## EXERCISE GOAL:
Give every line of the material again, exactly as written.

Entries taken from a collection
-----

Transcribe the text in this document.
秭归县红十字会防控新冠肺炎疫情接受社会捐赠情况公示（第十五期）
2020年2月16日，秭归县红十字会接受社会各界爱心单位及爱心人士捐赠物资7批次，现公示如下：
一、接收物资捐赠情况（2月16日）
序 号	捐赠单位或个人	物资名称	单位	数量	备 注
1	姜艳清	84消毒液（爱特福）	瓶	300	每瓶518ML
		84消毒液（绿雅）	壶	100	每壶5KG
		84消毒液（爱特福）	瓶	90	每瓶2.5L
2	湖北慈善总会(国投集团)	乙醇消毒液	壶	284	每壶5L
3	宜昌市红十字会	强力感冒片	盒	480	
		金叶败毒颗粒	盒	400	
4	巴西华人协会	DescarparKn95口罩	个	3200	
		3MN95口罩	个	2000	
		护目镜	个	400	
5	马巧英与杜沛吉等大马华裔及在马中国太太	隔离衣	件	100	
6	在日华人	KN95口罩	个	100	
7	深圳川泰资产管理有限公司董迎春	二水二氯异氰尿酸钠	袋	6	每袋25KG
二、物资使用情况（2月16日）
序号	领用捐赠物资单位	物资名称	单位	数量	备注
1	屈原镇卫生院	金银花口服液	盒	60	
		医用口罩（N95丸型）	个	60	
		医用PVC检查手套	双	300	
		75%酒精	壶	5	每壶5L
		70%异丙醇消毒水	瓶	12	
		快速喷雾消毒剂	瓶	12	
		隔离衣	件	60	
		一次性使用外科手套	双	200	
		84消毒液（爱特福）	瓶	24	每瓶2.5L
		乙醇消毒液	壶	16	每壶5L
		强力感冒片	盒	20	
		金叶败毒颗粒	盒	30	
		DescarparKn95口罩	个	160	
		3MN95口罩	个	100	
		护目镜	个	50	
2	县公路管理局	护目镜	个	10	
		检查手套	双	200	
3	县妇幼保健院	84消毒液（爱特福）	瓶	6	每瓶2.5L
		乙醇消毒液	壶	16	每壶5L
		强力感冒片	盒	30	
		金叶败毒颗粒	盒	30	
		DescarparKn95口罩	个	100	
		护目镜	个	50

-----

## CORRECT RESULT:
Transcribe the text in this document.
秭归县红十字会防控新冠肺炎疫情接受社会捐赠情况公示（第十五期）
2020年2月16日，秭归县红十字会接受社会各界爱心单位及爱心人士捐赠物资7批次，现公示如下：
一、接收物资捐赠情况（2月16日）
序 号	捐赠单位或个人	物资名称	单位	数量	备 注
1	姜艳清	84消毒液（爱特福）	瓶	300	每瓶518ML
		84消毒液（绿雅）	壶	100	每壶5KG
		84消毒液（爱特福）	瓶	90	每瓶2.5L
2	湖北慈善总会(国投集团)	乙醇消毒液	壶	284	每壶5L
3	宜昌市红十字会	强力感冒片	盒	480	
		金叶败毒颗粒	盒	400	
4	巴西华人协会	DescarparKn95口罩	个	3200	
		3MN95口罩	个	2000	
		护目镜	个	400	
5	马巧英与杜沛吉等大马华裔及在马中国太太	隔离衣	件	100	
6	在日华人	KN95口罩	个	100	
7	深圳川泰资产管理有限公司董迎春	二水二氯异氰尿酸钠	袋	6	每袋25KG
二、物资使用情况（2月16日）
序号	领用捐赠物资单位	物资名称	单位	数量	备注
1	屈原镇卫生院	金银花口服液	盒	60	
		医用口罩（N95丸型）	个	60	
		医用PVC检查手套	双	300	
		75%酒精	壶	5	每壶5L
		70%异丙醇消毒水	瓶	12	
		快速喷雾消毒剂	瓶	12	
		隔离衣	件	60	
		一次性使用外科手套	双	200	
		84消毒液（爱特福）	瓶	24	每瓶2.5L
		乙醇消毒液	壶	16	每壶5L
		强力感冒片	盒	20	
		金叶败毒颗粒	盒	30	
		DescarparKn95口罩	个	160	
		3MN95口罩	个	100	
		护目镜	个	50	
2	县公路管理局	护目镜	个	10	
		检查手套	双	200	
3	县妇幼保健院	84消毒液（爱特福）	瓶	6	每瓶2.5L
		乙醇消毒液	壶	16	每壶5L
		强力感冒片	盒	30	
		金叶败毒颗粒	盒	30	
		DescarparKn95口罩	个	100	
		护目镜	个	50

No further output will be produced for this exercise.